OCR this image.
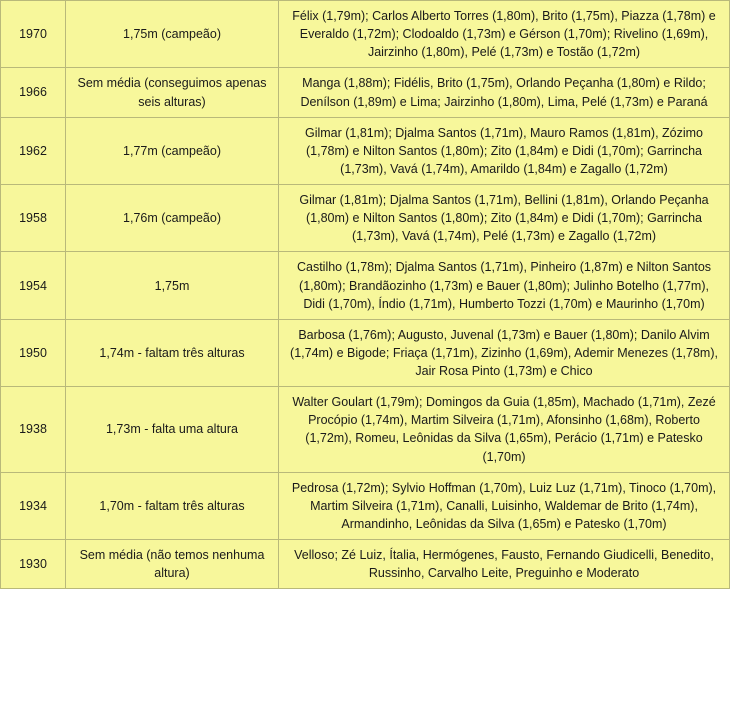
1970	1,75m (campeão)	Félix (1,79m); Carlos Alberto Torres (1,80m), Brito (1,75m), Piazza (1,78m) e Everaldo (1,72m); Clodoaldo (1,73m) e Gérson (1,70m); Rivelino (1,69m), Jairzinho (1,80m), Pelé (1,73m) e Tostão (1,72m)
1966	Sem média (conseguimos apenas seis alturas)	Manga (1,88m); Fidélis, Brito (1,75m), Orlando Peçanha (1,80m) e Rildo; Denílson (1,89m) e Lima; Jairzinho (1,80m), Lima, Pelé (1,73m) e Paraná
1962	1,77m (campeão)	Gilmar (1,81m); Djalma Santos (1,71m), Mauro Ramos (1,81m), Zózimo (1,78m) e Nilton Santos (1,80m); Zito (1,84m) e Didi (1,70m); Garrincha (1,73m), Vavá (1,74m), Amarildo (1,84m) e Zagallo (1,72m)
1958	1,76m (campeão)	Gilmar (1,81m); Djalma Santos (1,71m), Bellini (1,81m), Orlando Peçanha (1,80m) e Nilton Santos (1,80m); Zito (1,84m) e Didi (1,70m); Garrincha (1,73m), Vavá (1,74m), Pelé (1,73m) e Zagallo (1,72m)
1954	1,75m	Castilho (1,78m); Djalma Santos (1,71m), Pinheiro (1,87m) e Nilton Santos (1,80m); Brandãozinho (1,73m) e Bauer (1,80m); Julinho Botelho (1,77m), Didi (1,70m), Índio (1,71m), Humberto Tozzi (1,70m) e Maurinho (1,70m)
1950	1,74m - faltam três alturas	Barbosa (1,76m); Augusto, Juvenal (1,73m) e Bauer (1,80m); Danilo Alvim (1,74m) e Bigode; Friaça (1,71m), Zizinho (1,69m), Ademir Menezes (1,78m), Jair Rosa Pinto (1,73m) e Chico
1938	1,73m - falta uma altura	Walter Goulart (1,79m); Domingos da Guia (1,85m), Machado (1,71m), Zezé Procópio (1,74m), Martim Silveira (1,71m), Afonsinho (1,68m), Roberto (1,72m), Romeu, Leônidas da Silva (1,65m), Perácio (1,71m) e Patesko (1,70m)
1934	1,70m - faltam três alturas	Pedrosa (1,72m); Sylvio Hoffman (1,70m), Luiz Luz (1,71m), Tinoco (1,70m), Martim Silveira (1,71m), Canalli, Luisinho, Waldemar de Brito (1,74m), Armandinho, Leônidas da Silva (1,65m) e Patesko (1,70m)
1930	Sem média (não temos nenhuma altura)	Velloso; Zé Luiz, Ítalia, Hermógenes, Fausto, Fernando Giudicelli, Benedito, Russinho, Carvalho Leite, Preguinho e Moderato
++++++++++++++++++++
Exercise aim: Going through the entries, return every line holding the word "Santos".

Worked solution:
1962	1,77m (campeão)	Gilmar (1,81m); Djalma Santos (1,71m), Mauro Ramos (1,81m), Zózimo (1,78m) e Nilton Santos (1,80m); Zito (1,84m) e Didi (1,70m); Garrincha (1,73m), Vavá (1,74m), Amarildo (1,84m) e Zagallo (1,72m)
1958	1,76m (campeão)	Gilmar (1,81m); Djalma Santos (1,71m), Bellini (1,81m), Orlando Peçanha (1,80m) e Nilton Santos (1,80m); Zito (1,84m) e Didi (1,70m); Garrincha (1,73m), Vavá (1,74m), Pelé (1,73m) e Zagallo (1,72m)
1954	1,75m	Castilho (1,78m); Djalma Santos (1,71m), Pinheiro (1,87m) e Nilton Santos (1,80m); Brandãozinho (1,73m) e Bauer (1,80m); Julinho Botelho (1,77m), Didi (1,70m), Índio (1,71m), Humberto Tozzi (1,70m) e Maurinho (1,70m)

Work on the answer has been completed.